■ What you will do
Output the lines as a numbered list, skipping any blank ones, beginning with the very first line and stopping after the line that contains "724, 634, 727]".

-- Start of Input rows --

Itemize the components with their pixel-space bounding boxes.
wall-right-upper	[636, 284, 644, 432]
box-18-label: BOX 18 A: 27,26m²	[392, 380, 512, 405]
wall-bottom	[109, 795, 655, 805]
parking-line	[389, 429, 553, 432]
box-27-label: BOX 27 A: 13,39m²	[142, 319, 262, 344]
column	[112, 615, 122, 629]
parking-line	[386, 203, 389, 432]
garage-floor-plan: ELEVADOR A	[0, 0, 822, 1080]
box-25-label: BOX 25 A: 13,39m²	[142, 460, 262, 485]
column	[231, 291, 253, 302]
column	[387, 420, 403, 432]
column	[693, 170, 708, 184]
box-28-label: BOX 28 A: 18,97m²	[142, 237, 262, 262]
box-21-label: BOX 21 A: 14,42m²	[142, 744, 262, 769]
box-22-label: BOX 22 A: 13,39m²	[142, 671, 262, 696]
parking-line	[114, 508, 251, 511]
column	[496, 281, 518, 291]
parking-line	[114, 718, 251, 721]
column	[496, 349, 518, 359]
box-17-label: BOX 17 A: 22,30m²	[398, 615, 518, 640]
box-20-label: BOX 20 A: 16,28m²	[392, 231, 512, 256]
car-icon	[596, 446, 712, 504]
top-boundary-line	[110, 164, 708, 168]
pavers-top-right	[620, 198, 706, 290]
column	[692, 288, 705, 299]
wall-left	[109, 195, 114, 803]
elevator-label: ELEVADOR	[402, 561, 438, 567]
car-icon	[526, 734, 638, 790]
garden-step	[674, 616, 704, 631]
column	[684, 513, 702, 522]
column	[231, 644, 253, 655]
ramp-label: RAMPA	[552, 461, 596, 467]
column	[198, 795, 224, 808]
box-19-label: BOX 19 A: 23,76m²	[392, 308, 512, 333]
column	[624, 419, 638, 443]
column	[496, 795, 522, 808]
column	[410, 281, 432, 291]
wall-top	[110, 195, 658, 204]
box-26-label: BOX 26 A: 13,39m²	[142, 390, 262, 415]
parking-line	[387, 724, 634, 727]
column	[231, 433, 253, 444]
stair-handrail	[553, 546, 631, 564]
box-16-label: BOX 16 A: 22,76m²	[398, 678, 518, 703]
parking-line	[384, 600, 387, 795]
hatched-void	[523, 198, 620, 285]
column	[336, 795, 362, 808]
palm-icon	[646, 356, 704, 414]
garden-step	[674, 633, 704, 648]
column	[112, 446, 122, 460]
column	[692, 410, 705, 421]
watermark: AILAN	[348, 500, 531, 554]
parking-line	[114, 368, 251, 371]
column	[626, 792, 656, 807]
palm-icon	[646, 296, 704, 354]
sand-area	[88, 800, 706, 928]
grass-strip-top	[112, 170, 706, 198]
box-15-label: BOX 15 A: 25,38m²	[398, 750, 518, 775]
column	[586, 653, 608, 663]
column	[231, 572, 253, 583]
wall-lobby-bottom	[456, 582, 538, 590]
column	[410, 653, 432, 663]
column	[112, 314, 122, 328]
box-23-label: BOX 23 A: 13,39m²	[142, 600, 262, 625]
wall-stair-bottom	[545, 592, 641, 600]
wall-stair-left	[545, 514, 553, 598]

-- End of Input rows --

■ Solution to this task
1. Itemize the components with their pixel-space bounding boxes.
2. wall-right-upper	[636, 284, 644, 432]
3. box-18-label: BOX 18 A: 27,26m²	[392, 380, 512, 405]
4. wall-bottom	[109, 795, 655, 805]
5. parking-line	[389, 429, 553, 432]
6. box-27-label: BOX 27 A: 13,39m²	[142, 319, 262, 344]
7. column	[112, 615, 122, 629]
8. parking-line	[386, 203, 389, 432]
9. garage-floor-plan: ELEVADOR A	[0, 0, 822, 1080]
10. box-25-label: BOX 25 A: 13,39m²	[142, 460, 262, 485]
11. column	[231, 291, 253, 302]
12. column	[387, 420, 403, 432]
13. column	[693, 170, 708, 184]
14. box-28-label: BOX 28 A: 18,97m²	[142, 237, 262, 262]
15. box-21-label: BOX 21 A: 14,42m²	[142, 744, 262, 769]
16. box-22-label: BOX 22 A: 13,39m²	[142, 671, 262, 696]
17. parking-line	[114, 508, 251, 511]
18. column	[496, 281, 518, 291]
19. parking-line	[114, 718, 251, 721]
20. column	[496, 349, 518, 359]
21. box-17-label: BOX 17 A: 22,30m²	[398, 615, 518, 640]
22. box-20-label: BOX 20 A: 16,28m²	[392, 231, 512, 256]
23. car-icon	[596, 446, 712, 504]
24. top-boundary-line	[110, 164, 708, 168]
25. pavers-top-right	[620, 198, 706, 290]
26. column	[692, 288, 705, 299]
27. wall-left	[109, 195, 114, 803]
28. elevator-label: ELEVADOR	[402, 561, 438, 567]
29. car-icon	[526, 734, 638, 790]
30. garden-step	[674, 616, 704, 631]
31. column	[684, 513, 702, 522]
32. column	[231, 644, 253, 655]
33. ramp-label: RAMPA	[552, 461, 596, 467]
34. column	[198, 795, 224, 808]
35. box-19-label: BOX 19 A: 23,76m²	[392, 308, 512, 333]
36. column	[624, 419, 638, 443]
37. column	[496, 795, 522, 808]
38. column	[410, 281, 432, 291]
39. wall-top	[110, 195, 658, 204]
40. box-26-label: BOX 26 A: 13,39m²	[142, 390, 262, 415]
41. parking-line	[387, 724, 634, 727]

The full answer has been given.